Challenge.
Count how many lines contain the word "KingLead". Please give only the number.

Input.
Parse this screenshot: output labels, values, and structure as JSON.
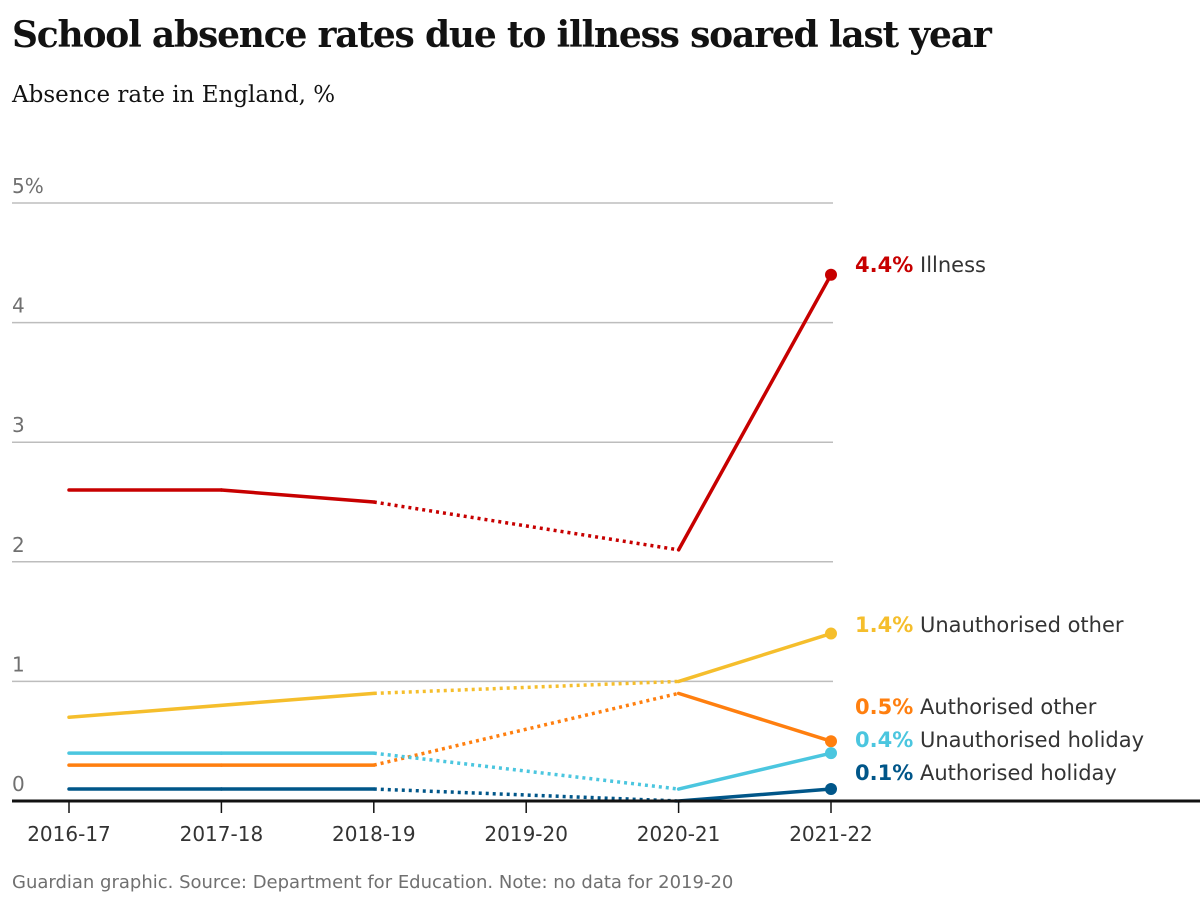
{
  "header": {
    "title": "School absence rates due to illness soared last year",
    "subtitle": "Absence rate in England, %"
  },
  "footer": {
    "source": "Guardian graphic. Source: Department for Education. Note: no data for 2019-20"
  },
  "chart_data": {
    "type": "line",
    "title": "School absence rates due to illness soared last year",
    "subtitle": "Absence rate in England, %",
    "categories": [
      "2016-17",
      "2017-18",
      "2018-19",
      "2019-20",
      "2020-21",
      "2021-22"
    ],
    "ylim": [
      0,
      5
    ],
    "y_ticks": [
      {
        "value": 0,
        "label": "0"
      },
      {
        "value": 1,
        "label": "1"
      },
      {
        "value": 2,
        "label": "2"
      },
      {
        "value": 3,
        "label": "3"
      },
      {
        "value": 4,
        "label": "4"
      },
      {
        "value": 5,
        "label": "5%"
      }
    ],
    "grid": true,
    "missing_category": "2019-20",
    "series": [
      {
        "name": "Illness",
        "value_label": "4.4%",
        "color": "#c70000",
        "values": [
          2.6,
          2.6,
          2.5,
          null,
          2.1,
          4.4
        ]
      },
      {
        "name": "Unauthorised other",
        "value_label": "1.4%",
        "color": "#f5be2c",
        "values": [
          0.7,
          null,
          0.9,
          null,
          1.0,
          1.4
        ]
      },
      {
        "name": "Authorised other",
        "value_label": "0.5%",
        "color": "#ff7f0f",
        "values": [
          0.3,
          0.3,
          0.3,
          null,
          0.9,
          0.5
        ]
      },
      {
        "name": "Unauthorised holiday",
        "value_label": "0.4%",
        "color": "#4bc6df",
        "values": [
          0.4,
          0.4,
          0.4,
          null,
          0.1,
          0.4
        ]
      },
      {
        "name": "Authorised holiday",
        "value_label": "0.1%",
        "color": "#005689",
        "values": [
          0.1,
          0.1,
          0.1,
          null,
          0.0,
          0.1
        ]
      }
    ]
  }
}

...

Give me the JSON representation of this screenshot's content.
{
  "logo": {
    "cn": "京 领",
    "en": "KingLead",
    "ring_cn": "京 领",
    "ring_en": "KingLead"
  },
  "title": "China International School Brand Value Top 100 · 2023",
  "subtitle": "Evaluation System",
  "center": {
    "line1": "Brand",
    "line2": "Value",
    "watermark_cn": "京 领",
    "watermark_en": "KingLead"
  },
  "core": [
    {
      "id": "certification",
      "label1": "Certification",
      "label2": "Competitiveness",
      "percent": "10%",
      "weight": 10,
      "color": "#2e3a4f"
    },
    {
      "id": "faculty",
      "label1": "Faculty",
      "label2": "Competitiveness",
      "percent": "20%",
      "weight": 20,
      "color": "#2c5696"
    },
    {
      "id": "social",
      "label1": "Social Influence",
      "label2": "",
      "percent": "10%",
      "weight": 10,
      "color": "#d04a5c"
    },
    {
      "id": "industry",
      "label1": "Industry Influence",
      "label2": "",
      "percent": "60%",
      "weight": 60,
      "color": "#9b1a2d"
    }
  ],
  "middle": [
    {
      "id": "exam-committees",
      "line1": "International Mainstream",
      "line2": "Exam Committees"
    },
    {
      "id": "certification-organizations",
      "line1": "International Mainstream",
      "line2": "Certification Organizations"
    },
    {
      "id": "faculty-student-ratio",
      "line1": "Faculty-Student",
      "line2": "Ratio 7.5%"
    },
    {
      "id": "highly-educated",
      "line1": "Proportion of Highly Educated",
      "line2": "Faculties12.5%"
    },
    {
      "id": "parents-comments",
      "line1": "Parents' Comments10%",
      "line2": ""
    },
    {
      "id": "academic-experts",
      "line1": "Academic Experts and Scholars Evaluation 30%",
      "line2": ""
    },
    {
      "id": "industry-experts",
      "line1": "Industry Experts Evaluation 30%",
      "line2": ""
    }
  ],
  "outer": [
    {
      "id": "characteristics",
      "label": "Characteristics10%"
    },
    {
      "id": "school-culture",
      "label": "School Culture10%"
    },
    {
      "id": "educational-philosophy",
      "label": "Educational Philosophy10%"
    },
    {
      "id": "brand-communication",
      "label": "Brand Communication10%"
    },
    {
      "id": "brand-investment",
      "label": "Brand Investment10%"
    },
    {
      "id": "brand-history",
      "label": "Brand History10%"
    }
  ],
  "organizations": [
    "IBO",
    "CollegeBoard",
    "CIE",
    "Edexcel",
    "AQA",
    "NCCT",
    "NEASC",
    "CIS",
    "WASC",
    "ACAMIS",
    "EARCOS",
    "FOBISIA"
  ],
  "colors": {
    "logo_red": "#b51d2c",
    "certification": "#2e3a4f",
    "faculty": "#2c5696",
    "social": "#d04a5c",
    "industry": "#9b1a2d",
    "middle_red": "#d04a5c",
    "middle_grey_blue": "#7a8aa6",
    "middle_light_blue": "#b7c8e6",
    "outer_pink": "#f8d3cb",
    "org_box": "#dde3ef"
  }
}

Task answer.
3